(Stored records)
* Begin *

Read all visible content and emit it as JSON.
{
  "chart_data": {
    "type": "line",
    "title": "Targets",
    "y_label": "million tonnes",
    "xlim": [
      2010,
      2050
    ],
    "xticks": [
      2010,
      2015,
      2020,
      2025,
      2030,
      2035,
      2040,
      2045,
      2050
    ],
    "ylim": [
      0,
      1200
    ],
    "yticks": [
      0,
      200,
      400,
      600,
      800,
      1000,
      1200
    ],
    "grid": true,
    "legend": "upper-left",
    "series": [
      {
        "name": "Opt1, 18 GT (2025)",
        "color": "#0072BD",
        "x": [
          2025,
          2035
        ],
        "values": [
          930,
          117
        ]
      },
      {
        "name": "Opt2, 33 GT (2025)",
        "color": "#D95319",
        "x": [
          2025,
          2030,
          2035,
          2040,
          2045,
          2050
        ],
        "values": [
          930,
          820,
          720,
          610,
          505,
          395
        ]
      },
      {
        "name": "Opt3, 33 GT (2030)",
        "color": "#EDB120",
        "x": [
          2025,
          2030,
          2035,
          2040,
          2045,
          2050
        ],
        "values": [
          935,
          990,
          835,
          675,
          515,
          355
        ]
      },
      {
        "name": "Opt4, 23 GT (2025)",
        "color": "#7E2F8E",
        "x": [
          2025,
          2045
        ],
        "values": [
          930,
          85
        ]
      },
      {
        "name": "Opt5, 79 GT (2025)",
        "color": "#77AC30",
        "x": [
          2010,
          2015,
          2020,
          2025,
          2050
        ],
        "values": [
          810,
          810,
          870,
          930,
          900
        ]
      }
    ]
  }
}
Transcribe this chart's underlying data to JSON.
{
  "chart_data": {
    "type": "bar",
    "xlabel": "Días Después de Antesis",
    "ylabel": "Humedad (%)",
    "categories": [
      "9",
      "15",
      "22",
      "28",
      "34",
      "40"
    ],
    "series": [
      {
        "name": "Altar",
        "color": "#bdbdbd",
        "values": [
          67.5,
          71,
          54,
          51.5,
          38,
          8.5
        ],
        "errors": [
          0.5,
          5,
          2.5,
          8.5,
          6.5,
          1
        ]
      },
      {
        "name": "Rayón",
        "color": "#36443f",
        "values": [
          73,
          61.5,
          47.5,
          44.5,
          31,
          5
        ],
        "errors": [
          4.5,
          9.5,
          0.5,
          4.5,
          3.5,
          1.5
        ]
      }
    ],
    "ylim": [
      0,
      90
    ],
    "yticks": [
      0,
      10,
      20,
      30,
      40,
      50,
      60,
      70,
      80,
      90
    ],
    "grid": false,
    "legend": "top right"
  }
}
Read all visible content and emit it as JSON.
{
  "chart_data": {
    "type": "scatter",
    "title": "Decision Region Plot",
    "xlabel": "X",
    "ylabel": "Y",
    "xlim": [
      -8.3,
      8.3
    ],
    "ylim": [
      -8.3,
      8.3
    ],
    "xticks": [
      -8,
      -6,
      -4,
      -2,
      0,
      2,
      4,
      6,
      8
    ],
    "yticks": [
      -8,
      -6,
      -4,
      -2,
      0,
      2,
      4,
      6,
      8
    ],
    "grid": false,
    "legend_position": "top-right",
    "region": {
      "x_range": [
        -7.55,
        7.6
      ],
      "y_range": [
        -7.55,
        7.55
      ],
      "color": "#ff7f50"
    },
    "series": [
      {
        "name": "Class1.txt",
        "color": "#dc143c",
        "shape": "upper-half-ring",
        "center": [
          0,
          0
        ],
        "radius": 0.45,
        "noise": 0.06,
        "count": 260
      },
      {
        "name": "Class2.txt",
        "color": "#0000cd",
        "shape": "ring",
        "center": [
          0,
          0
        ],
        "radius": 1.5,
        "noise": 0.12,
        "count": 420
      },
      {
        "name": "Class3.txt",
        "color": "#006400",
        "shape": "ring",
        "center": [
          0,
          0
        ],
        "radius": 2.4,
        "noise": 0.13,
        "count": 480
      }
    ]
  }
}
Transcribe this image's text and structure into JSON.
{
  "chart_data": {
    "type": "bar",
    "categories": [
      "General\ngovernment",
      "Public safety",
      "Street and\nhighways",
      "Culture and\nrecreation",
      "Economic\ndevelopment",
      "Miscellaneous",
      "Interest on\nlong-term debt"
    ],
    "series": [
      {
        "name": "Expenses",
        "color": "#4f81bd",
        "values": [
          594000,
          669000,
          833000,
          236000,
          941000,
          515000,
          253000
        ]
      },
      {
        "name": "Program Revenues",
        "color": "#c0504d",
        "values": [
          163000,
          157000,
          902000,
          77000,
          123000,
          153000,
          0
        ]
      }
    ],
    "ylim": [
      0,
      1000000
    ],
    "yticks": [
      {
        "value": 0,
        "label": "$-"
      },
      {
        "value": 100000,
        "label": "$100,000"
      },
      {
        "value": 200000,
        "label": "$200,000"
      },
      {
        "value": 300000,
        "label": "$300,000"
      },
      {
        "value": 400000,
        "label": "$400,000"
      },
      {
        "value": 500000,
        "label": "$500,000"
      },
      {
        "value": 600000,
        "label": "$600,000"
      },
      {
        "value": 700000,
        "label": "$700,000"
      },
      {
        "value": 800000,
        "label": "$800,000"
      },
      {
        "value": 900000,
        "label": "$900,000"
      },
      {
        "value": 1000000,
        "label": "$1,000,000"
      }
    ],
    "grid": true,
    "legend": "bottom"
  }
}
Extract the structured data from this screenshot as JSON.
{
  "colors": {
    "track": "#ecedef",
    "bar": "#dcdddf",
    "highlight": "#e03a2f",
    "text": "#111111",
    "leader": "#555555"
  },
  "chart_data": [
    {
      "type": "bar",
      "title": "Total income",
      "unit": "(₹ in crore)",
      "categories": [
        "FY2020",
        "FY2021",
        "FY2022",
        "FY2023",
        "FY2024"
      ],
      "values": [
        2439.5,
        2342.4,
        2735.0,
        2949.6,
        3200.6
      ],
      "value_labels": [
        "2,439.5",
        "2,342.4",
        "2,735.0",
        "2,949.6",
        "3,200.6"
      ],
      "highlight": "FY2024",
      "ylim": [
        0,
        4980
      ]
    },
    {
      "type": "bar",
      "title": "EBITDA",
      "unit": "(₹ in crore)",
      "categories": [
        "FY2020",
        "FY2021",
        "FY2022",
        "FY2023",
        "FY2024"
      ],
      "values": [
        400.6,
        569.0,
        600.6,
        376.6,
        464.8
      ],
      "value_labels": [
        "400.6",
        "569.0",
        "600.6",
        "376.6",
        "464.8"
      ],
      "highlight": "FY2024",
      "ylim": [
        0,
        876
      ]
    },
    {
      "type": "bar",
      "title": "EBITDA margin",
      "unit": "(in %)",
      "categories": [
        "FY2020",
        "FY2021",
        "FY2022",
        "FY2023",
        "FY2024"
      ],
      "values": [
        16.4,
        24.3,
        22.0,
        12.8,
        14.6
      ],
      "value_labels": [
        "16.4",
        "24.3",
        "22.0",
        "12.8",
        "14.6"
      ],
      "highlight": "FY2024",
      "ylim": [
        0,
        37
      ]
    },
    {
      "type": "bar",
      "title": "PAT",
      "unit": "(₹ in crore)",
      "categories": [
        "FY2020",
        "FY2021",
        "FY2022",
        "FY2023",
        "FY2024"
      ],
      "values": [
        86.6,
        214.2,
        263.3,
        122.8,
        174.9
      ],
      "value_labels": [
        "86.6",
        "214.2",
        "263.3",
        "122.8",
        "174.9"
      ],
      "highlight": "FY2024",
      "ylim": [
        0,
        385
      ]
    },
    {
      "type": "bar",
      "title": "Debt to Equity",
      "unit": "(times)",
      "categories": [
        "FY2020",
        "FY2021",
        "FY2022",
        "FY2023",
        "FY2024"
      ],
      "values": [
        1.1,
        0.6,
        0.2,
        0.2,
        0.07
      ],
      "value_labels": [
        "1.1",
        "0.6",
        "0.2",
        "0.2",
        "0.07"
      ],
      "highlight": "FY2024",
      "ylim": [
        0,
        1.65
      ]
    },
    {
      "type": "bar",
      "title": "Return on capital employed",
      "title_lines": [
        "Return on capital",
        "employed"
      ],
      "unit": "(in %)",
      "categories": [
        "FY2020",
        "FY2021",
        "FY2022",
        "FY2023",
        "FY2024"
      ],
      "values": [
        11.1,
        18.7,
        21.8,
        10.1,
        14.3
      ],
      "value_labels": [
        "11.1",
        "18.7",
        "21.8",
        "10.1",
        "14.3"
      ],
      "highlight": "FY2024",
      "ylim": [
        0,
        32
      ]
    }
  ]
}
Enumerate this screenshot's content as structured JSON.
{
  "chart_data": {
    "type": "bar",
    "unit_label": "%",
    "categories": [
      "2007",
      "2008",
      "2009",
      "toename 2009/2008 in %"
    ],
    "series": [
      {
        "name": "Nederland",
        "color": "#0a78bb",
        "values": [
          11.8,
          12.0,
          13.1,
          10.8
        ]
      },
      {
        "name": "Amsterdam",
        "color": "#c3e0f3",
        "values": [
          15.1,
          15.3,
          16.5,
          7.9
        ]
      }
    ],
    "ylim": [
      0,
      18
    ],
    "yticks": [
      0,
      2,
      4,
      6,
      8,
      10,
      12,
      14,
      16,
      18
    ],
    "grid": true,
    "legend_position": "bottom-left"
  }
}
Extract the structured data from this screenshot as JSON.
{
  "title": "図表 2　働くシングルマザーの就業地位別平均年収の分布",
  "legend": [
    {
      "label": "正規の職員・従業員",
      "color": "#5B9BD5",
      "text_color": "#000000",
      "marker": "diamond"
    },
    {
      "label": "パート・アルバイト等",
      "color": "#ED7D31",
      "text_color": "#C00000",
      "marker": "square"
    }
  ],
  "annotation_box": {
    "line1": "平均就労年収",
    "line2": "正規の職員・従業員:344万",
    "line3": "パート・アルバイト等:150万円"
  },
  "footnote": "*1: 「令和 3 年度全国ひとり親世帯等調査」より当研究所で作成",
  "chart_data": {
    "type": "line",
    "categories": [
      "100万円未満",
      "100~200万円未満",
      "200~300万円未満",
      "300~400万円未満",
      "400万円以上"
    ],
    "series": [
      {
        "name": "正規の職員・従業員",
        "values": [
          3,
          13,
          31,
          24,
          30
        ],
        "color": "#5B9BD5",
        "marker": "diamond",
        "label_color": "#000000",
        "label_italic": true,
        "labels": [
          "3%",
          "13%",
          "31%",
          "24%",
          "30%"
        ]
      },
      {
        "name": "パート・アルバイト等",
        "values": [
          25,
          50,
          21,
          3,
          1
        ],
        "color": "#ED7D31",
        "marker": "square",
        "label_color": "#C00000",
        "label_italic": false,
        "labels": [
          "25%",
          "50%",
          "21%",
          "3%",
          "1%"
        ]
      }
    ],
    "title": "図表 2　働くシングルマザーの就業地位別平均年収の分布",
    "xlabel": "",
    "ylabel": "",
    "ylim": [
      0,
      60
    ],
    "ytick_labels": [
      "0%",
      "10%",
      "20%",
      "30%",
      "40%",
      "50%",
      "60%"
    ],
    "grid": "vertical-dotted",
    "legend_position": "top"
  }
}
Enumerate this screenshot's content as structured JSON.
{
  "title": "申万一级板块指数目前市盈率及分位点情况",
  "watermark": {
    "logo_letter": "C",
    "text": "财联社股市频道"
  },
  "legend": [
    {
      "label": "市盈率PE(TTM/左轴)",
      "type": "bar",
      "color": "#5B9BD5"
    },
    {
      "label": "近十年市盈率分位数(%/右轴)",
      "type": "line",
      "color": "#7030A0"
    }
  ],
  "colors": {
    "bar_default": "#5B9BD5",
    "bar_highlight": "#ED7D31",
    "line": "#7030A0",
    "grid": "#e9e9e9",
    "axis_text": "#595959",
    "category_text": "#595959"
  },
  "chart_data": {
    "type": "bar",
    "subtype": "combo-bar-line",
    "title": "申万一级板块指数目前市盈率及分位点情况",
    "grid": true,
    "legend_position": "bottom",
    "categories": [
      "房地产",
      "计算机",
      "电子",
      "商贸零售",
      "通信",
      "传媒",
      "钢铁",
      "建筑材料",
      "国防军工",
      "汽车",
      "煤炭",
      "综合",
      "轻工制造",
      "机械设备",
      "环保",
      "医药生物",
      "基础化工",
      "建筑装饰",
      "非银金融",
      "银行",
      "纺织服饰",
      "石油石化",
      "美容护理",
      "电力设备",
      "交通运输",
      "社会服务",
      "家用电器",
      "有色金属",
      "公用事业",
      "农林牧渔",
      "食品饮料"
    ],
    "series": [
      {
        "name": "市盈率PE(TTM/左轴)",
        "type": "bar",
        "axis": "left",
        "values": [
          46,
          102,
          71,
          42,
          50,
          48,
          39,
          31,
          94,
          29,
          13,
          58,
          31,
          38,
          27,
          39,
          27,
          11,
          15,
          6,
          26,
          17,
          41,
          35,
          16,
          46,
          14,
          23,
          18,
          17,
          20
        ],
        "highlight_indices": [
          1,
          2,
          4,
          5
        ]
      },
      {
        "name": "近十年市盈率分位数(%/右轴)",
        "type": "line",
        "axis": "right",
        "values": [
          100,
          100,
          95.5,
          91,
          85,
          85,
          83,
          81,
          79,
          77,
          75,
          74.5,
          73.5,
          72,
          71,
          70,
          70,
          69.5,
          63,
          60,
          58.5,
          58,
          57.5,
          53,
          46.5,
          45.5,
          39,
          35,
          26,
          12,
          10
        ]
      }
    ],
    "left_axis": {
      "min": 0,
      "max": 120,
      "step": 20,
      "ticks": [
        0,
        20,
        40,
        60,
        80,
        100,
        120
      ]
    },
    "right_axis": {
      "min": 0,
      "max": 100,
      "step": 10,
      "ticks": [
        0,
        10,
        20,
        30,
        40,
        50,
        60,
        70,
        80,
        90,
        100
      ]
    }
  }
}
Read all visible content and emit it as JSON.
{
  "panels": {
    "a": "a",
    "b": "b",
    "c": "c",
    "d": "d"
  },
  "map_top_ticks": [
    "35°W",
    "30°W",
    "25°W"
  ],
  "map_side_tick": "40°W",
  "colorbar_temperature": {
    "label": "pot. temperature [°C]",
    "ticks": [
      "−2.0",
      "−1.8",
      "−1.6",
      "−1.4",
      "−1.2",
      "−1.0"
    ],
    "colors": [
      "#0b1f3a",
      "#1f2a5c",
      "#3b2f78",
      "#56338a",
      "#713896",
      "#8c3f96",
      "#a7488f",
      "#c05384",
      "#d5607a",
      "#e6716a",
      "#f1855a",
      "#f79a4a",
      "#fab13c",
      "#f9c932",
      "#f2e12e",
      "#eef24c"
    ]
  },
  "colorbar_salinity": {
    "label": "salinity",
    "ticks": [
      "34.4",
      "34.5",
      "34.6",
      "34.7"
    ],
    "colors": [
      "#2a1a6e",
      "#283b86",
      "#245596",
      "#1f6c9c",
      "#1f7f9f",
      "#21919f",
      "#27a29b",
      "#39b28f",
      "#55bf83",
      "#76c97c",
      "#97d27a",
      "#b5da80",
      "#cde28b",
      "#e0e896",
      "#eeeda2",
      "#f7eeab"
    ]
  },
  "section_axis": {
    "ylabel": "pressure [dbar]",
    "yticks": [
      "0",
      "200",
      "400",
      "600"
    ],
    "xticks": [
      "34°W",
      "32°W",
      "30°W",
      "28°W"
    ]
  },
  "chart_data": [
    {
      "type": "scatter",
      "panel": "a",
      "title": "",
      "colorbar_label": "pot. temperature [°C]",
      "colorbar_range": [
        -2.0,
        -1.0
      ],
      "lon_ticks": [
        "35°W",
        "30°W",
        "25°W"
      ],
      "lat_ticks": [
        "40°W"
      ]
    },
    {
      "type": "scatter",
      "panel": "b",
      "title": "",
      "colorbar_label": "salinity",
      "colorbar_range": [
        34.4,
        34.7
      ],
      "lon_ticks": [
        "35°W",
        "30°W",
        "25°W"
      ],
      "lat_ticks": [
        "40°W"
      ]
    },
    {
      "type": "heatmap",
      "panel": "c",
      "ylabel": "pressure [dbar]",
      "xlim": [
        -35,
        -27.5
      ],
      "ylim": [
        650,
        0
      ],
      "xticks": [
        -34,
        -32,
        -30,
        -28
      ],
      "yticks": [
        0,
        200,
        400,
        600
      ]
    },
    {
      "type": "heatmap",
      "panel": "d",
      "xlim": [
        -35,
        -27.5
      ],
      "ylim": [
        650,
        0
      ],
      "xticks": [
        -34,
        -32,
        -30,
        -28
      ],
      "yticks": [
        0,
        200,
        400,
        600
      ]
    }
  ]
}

* End *

§ **Given request**: Show each line of the listing that holds the string "Transcribe".

§ **The result**:
Transcribe this chart's underlying data to JSON.
Transcribe this image's text and structure into JSON.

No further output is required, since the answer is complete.